• Records for the exercise

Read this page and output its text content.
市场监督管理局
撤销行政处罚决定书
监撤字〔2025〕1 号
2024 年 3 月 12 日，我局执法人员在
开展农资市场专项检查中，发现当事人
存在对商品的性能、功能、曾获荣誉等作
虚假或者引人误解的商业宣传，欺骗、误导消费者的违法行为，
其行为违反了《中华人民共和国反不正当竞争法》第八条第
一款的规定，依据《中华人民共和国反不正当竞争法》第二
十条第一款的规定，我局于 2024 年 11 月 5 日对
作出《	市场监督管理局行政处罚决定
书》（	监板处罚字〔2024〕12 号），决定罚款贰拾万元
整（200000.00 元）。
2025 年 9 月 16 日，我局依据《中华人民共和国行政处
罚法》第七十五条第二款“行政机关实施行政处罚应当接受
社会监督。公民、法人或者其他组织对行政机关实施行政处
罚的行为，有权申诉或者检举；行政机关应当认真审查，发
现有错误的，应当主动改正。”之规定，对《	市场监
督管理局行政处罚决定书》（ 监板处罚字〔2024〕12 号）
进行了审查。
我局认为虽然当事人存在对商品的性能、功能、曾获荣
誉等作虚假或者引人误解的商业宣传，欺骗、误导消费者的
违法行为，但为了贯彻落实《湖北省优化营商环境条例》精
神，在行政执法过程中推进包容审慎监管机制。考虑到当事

• Task description
Write out each line of the data above again, exactly as given.

• Solution below
Read this page and output its text content.
市场监督管理局
撤销行政处罚决定书
监撤字〔2025〕1 号
2024 年 3 月 12 日，我局执法人员在
开展农资市场专项检查中，发现当事人
存在对商品的性能、功能、曾获荣誉等作
虚假或者引人误解的商业宣传，欺骗、误导消费者的违法行为，
其行为违反了《中华人民共和国反不正当竞争法》第八条第
一款的规定，依据《中华人民共和国反不正当竞争法》第二
十条第一款的规定，我局于 2024 年 11 月 5 日对
作出《	市场监督管理局行政处罚决定
书》（	监板处罚字〔2024〕12 号），决定罚款贰拾万元
整（200000.00 元）。
2025 年 9 月 16 日，我局依据《中华人民共和国行政处
罚法》第七十五条第二款“行政机关实施行政处罚应当接受
社会监督。公民、法人或者其他组织对行政机关实施行政处
罚的行为，有权申诉或者检举；行政机关应当认真审查，发
现有错误的，应当主动改正。”之规定，对《	市场监
督管理局行政处罚决定书》（ 监板处罚字〔2024〕12 号）
进行了审查。
我局认为虽然当事人存在对商品的性能、功能、曾获荣
誉等作虚假或者引人误解的商业宣传，欺骗、误导消费者的
违法行为，但为了贯彻落实《湖北省优化营商环境条例》精
神，在行政执法过程中推进包容审慎监管机制。考虑到当事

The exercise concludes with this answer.